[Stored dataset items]
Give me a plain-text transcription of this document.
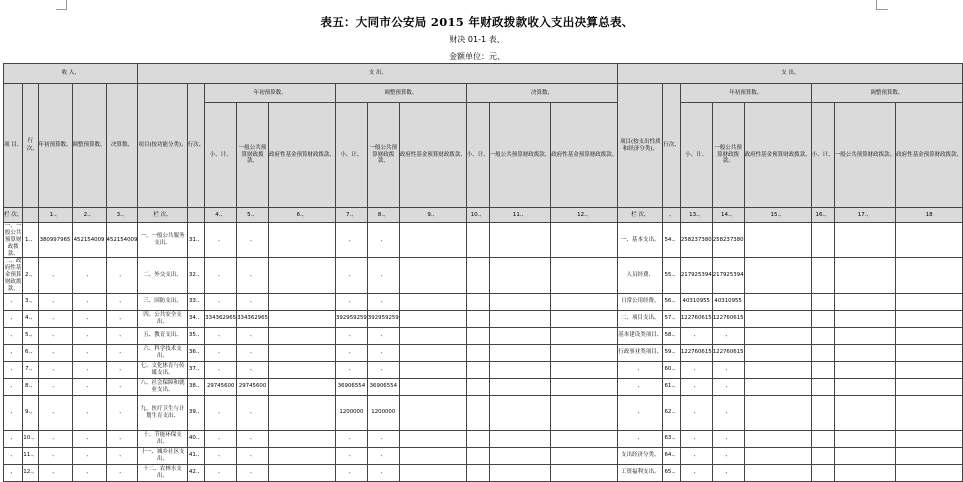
表五：大同市公安局 2015 年财政拨款收入支出决算总表、
财决 01-1 表、
金额单位：元、
收 入、					支 出、											支 出、							
项 目、	行次、	年初预算数、	调整预算数、	决算数、	项目(按功能分类)、	行次、	年初预算数、			调整预算数、			决算数、			项目(按支出性质和经济分类)、	行次、	年初预算数、			调整预算数、		
							小、计、	一般公共预算财政拨款、	政府性基金预算财政拨款、	小、计、	一般公共预算财政拨款、	政府性基金预算财政拨款、	小、计、	一般公共预算财政拨款、	政府性基金预算财政拨款、			小、计、	一般公共预算财政拨款、	政府性基金预算财政拨款、	小、计、	一般公共预算财政拨款、	政府性基金预算财政拨款、
栏 次、		1.、	2.、	3.、	栏 次、		4.、	5.、	6.、	7.、	8.、	9.、	10.、	11.、	12.、	栏 次、	、	13.、	14.、	15.、	16.、	17.、	18
一、一般公共预算财政拨款、	1.、	380997965	452154009	452154009	一、一般公共服务支出、	31.、	、	、		、	、					一、基本支出、	54.、	258237380	258237380				
二、政府性基金预算财政拨款、	2.、	、	、	、	二、外交支出、	32.、	、	、		、	、					人员经费、	55.、	217925394	217925394				
、	3.、	、	、	、	三、国防支出、	33.、	、	、		、	、					日常公用经费、	56.、	40310955	40310955				
、	4.、	、	、	、	四、公共安全支出、	34.、	334362965	334362965		392959259	392959259					二、项目支出、	57.、	122760615	122760615				
、	5.、	、	、	、	五、教育支出、	35.、	、	、		、	、					基本建设类项目、	58.、	、	、				
、	6.、	、	、	、	六、科学技术支出、	36.、	、	、		、	、					行政事业类项目、	59.、	122760615	122760615				
、	7.、	、	、	、	七、文化体育与传媒支出、	37.、	、	、		、	、					、	60.、	、	、				
、	8.、	、	、	、	八、社会保障和就业支出、	38.、	29745600	29745600		36906554	36906554					、	61.、	、	、				
、	9.、	、	、	、	九、医疗卫生与计划生育支出、	39.、	、	、		1200000	1200000					、	62.、	、	、				
、	10.、	、	、	、	十、节能环保支出、	40.、	、	、		、	、					、	63.、	、	、				
、	11.、	、	、	、	十一、城乡社区支出、	41.、	、	、		、	、					支出经济分类、	64.、	、	、				
、	12.、	、	、	、	十二、农林水支出、	42.、	、	、		、	、					工资福利支出、	65.、	、	、				
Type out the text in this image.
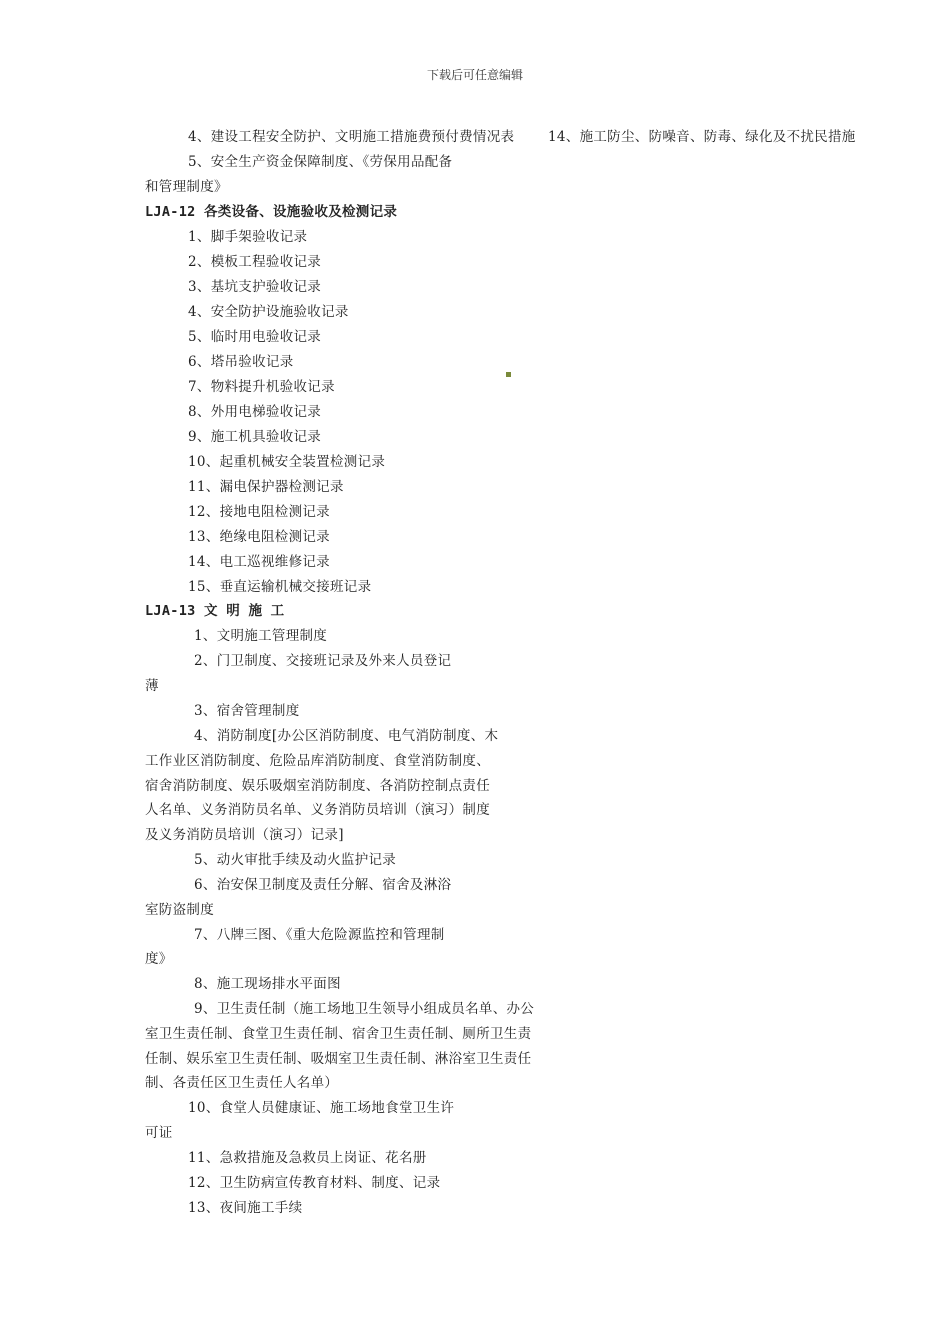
下载后可任意编辑
4、建设工程安全防护、文明施工措施费预付费情况表 14、施工防尘、防噪音、防毒、绿化及不扰民措施
5、安全生产资金保障制度、《劳保用品配备
和管理制度》
LJA-12 各类设备、设施验收及检测记录
1、脚手架验收记录
2、模板工程验收记录
3、基坑支护验收记录
4、安全防护设施验收记录
5、临时用电验收记录
6、塔吊验收记录
7、物料提升机验收记录
8、外用电梯验收记录
9、施工机具验收记录
10、起重机械安全装置检测记录
11、漏电保护器检测记录
12、接地电阻检测记录
13、绝缘电阻检测记录
14、电工巡视维修记录
15、垂直运输机械交接班记录
LJA-13 文 明 施 工
1、文明施工管理制度
2、门卫制度、交接班记录及外来人员登记
薄
3、宿舍管理制度
4、消防制度[办公区消防制度、电气消防制度、木
工作业区消防制度、危险品库消防制度、食堂消防制度、
宿舍消防制度、娱乐吸烟室消防制度、各消防控制点责任
人名单、义务消防员名单、义务消防员培训（演习）制度
及义务消防员培训（演习）记录]
5、动火审批手续及动火监护记录
6、治安保卫制度及责任分解、宿舍及淋浴
室防盗制度
7、八牌三图、《重大危险源监控和管理制
度》
8、施工现场排水平面图
9、卫生责任制（施工场地卫生领导小组成员名单、办公
室卫生责任制、食堂卫生责任制、宿舍卫生责任制、厕所卫生责
任制、娱乐室卫生责任制、吸烟室卫生责任制、淋浴室卫生责任
制、各责任区卫生责任人名单）
10、食堂人员健康证、施工场地食堂卫生许
可证
11、急救措施及急救员上岗证、花名册
12、卫生防病宣传教育材料、制度、记录
13、夜间施工手续
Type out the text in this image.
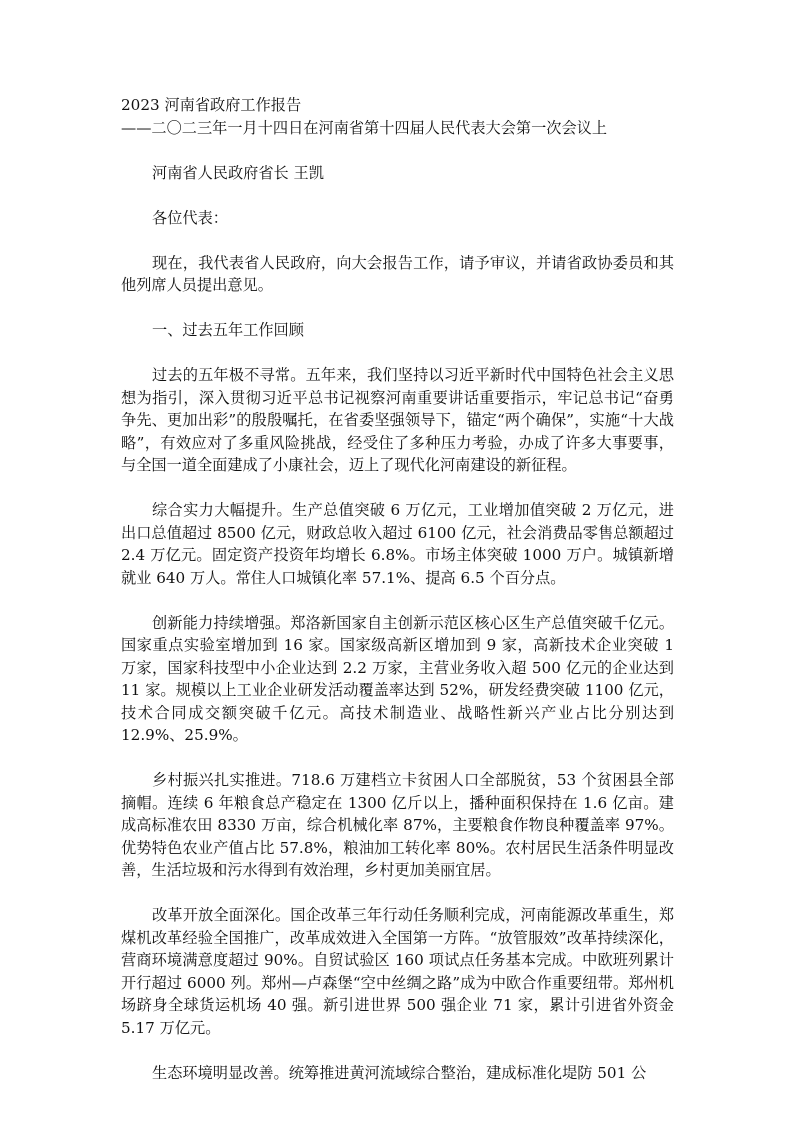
2023 河南省政府工作报告

——二〇二三年一月十四日在河南省第十四届人民代表大会第一次会议上

河南省人民政府省长 王凯

各位代表：

现在，我代表省人民政府，向大会报告工作，请予审议，并请省政协委员和其他列席人员提出意见。

一、过去五年工作回顾

过去的五年极不寻常。五年来，我们坚持以习近平新时代中国特色社会主义思想为指引，深入贯彻习近平总书记视察河南重要讲话重要指示，牢记总书记“奋勇争先、更加出彩”的殷殷嘱托，在省委坚强领导下，锚定“两个确保”，实施“十大战略”，有效应对了多重风险挑战，经受住了多种压力考验，办成了许多大事要事，与全国一道全面建成了小康社会，迈上了现代化河南建设的新征程。

综合实力大幅提升。生产总值突破 6 万亿元，工业增加值突破 2 万亿元，进出口总值超过 8500 亿元，财政总收入超过 6100 亿元，社会消费品零售总额超过 2.4 万亿元。固定资产投资年均增长 6.8%。市场主体突破 1000 万户。城镇新增就业 640 万人。常住人口城镇化率 57.1%、提高 6.5 个百分点。

创新能力持续增强。郑洛新国家自主创新示范区核心区生产总值突破千亿元。国家重点实验室增加到 16 家。国家级高新区增加到 9 家，高新技术企业突破 1 万家，国家科技型中小企业达到 2.2 万家，主营业务收入超 500 亿元的企业达到 11 家。规模以上工业企业研发活动覆盖率达到 52%，研发经费突破 1100 亿元，技术合同成交额突破千亿元。高技术制造业、战略性新兴产业占比分别达到 12.9%、25.9%。

乡村振兴扎实推进。718.6 万建档立卡贫困人口全部脱贫，53 个贫困县全部摘帽。连续 6 年粮食总产稳定在 1300 亿斤以上，播种面积保持在 1.6 亿亩。建成高标准农田 8330 万亩，综合机械化率 87%，主要粮食作物良种覆盖率 97%。优势特色农业产值占比 57.8%，粮油加工转化率 80%。农村居民生活条件明显改善，生活垃圾和污水得到有效治理，乡村更加美丽宜居。

改革开放全面深化。国企改革三年行动任务顺利完成，河南能源改革重生，郑煤机改革经验全国推广，改革成效进入全国第一方阵。“放管服效”改革持续深化，营商环境满意度超过 90%。自贸试验区 160 项试点任务基本完成。中欧班列累计开行超过 6000 列。郑州—卢森堡“空中丝绸之路”成为中欧合作重要纽带。郑州机场跻身全球货运机场 40 强。新引进世界 500 强企业 71 家，累计引进省外资金 5.17 万亿元。

生态环境明显改善。统筹推进黄河流域综合整治，建成标准化堤防 501 公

# AIM
Repeat the material above word for word and skip every image in it.

# WRITTEN SOLUTION
Give me a plain-text transcription of this document.
表五：大同市公安局 2015 年财政拨款收入支出决算总表、
财决 01-1 表、
金额单位：元、
收 入、					支 出、											支 出、							
项 目、	行次、	年初预算数、	调整预算数、	决算数、	项目(按功能分类)、	行次、	年初预算数、			调整预算数、			决算数、			项目(按支出性质和经济分类)、	行次、	年初预算数、			调整预算数、		
							小、计、	一般公共预算财政拨款、	政府性基金预算财政拨款、	小、计、	一般公共预算财政拨款、	政府性基金预算财政拨款、	小、计、	一般公共预算财政拨款、	政府性基金预算财政拨款、			小、计、	一般公共预算财政拨款、	政府性基金预算财政拨款、	小、计、	一般公共预算财政拨款、	政府性基金预算财政拨款、
栏 次、		1.、	2.、	3.、	栏 次、		4.、	5.、	6.、	7.、	8.、	9.、	10.、	11.、	12.、	栏 次、	、	13.、	14.、	15.、	16.、	17.、	18
一、一般公共预算财政拨款、	1.、	380997965	452154009	452154009	一、一般公共服务支出、	31.、	、	、		、	、					一、基本支出、	54.、	258237380	258237380				
二、政府性基金预算财政拨款、	2.、	、	、	、	二、外交支出、	32.、	、	、		、	、					人员经费、	55.、	217925394	217925394				
、	3.、	、	、	、	三、国防支出、	33.、	、	、		、	、					日常公用经费、	56.、	40310955	40310955				
、	4.、	、	、	、	四、公共安全支出、	34.、	334362965	334362965		392959259	392959259					二、项目支出、	57.、	122760615	122760615				
、	5.、	、	、	、	五、教育支出、	35.、	、	、		、	、					基本建设类项目、	58.、	、	、				
、	6.、	、	、	、	六、科学技术支出、	36.、	、	、		、	、					行政事业类项目、	59.、	122760615	122760615				
、	7.、	、	、	、	七、文化体育与传媒支出、	37.、	、	、		、	、					、	60.、	、	、				
、	8.、	、	、	、	八、社会保障和就业支出、	38.、	29745600	29745600		36906554	36906554					、	61.、	、	、				
、	9.、	、	、	、	九、医疗卫生与计划生育支出、	39.、	、	、		1200000	1200000					、	62.、	、	、				
、	10.、	、	、	、	十、节能环保支出、	40.、	、	、		、	、					、	63.、	、	、				
、	11.、	、	、	、	十一、城乡社区支出、	41.、	、	、		、	、					支出经济分类、	64.、	、	、				
、	12.、	、	、	、	十二、农林水支出、	42.、	、	、		、	、					工资福利支出、	65.、	、	、				
Type out the text in this image.
下载后可任意编辑
4、建设工程安全防护、文明施工措施费预付费情况表 14、施工防尘、防噪音、防毒、绿化及不扰民措施
5、安全生产资金保障制度、《劳保用品配备
和管理制度》
LJA-12 各类设备、设施验收及检测记录
1、脚手架验收记录
2、模板工程验收记录
3、基坑支护验收记录
4、安全防护设施验收记录
5、临时用电验收记录
6、塔吊验收记录
7、物料提升机验收记录
8、外用电梯验收记录
9、施工机具验收记录
10、起重机械安全装置检测记录
11、漏电保护器检测记录
12、接地电阻检测记录
13、绝缘电阻检测记录
14、电工巡视维修记录
15、垂直运输机械交接班记录
LJA-13 文 明 施 工
1、文明施工管理制度
2、门卫制度、交接班记录及外来人员登记
薄
3、宿舍管理制度
4、消防制度[办公区消防制度、电气消防制度、木
工作业区消防制度、危险品库消防制度、食堂消防制度、
宿舍消防制度、娱乐吸烟室消防制度、各消防控制点责任
人名单、义务消防员名单、义务消防员培训（演习）制度
及义务消防员培训（演习）记录]
5、动火审批手续及动火监护记录
6、治安保卫制度及责任分解、宿舍及淋浴
室防盗制度
7、八牌三图、《重大危险源监控和管理制
度》
8、施工现场排水平面图
9、卫生责任制（施工场地卫生领导小组成员名单、办公
室卫生责任制、食堂卫生责任制、宿舍卫生责任制、厕所卫生责
任制、娱乐室卫生责任制、吸烟室卫生责任制、淋浴室卫生责任
制、各责任区卫生责任人名单）
10、食堂人员健康证、施工场地食堂卫生许
可证
11、急救措施及急救员上岗证、花名册
12、卫生防病宣传教育材料、制度、记录
13、夜间施工手续
Type out the text in this image.
2023 河南省政府工作报告

——二〇二三年一月十四日在河南省第十四届人民代表大会第一次会议上

河南省人民政府省长 王凯

各位代表：

现在，我代表省人民政府，向大会报告工作，请予审议，并请省政协委员和其他列席人员提出意见。

一、过去五年工作回顾

过去的五年极不寻常。五年来，我们坚持以习近平新时代中国特色社会主义思想为指引，深入贯彻习近平总书记视察河南重要讲话重要指示，牢记总书记“奋勇争先、更加出彩”的殷殷嘱托，在省委坚强领导下，锚定“两个确保”，实施“十大战略”，有效应对了多重风险挑战，经受住了多种压力考验，办成了许多大事要事，与全国一道全面建成了小康社会，迈上了现代化河南建设的新征程。

综合实力大幅提升。生产总值突破 6 万亿元，工业增加值突破 2 万亿元，进出口总值超过 8500 亿元，财政总收入超过 6100 亿元，社会消费品零售总额超过 2.4 万亿元。固定资产投资年均增长 6.8%。市场主体突破 1000 万户。城镇新增就业 640 万人。常住人口城镇化率 57.1%、提高 6.5 个百分点。

创新能力持续增强。郑洛新国家自主创新示范区核心区生产总值突破千亿元。国家重点实验室增加到 16 家。国家级高新区增加到 9 家，高新技术企业突破 1 万家，国家科技型中小企业达到 2.2 万家，主营业务收入超 500 亿元的企业达到 11 家。规模以上工业企业研发活动覆盖率达到 52%，研发经费突破 1100 亿元，技术合同成交额突破千亿元。高技术制造业、战略性新兴产业占比分别达到 12.9%、25.9%。

乡村振兴扎实推进。718.6 万建档立卡贫困人口全部脱贫，53 个贫困县全部摘帽。连续 6 年粮食总产稳定在 1300 亿斤以上，播种面积保持在 1.6 亿亩。建成高标准农田 8330 万亩，综合机械化率 87%，主要粮食作物良种覆盖率 97%。优势特色农业产值占比 57.8%，粮油加工转化率 80%。农村居民生活条件明显改善，生活垃圾和污水得到有效治理，乡村更加美丽宜居。

改革开放全面深化。国企改革三年行动任务顺利完成，河南能源改革重生，郑煤机改革经验全国推广，改革成效进入全国第一方阵。“放管服效”改革持续深化，营商环境满意度超过 90%。自贸试验区 160 项试点任务基本完成。中欧班列累计开行超过 6000 列。郑州—卢森堡“空中丝绸之路”成为中欧合作重要纽带。郑州机场跻身全球货运机场 40 强。新引进世界 500 强企业 71 家，累计引进省外资金 5.17 万亿元。

生态环境明显改善。统筹推进黄河流域综合整治，建成标准化堤防 501 公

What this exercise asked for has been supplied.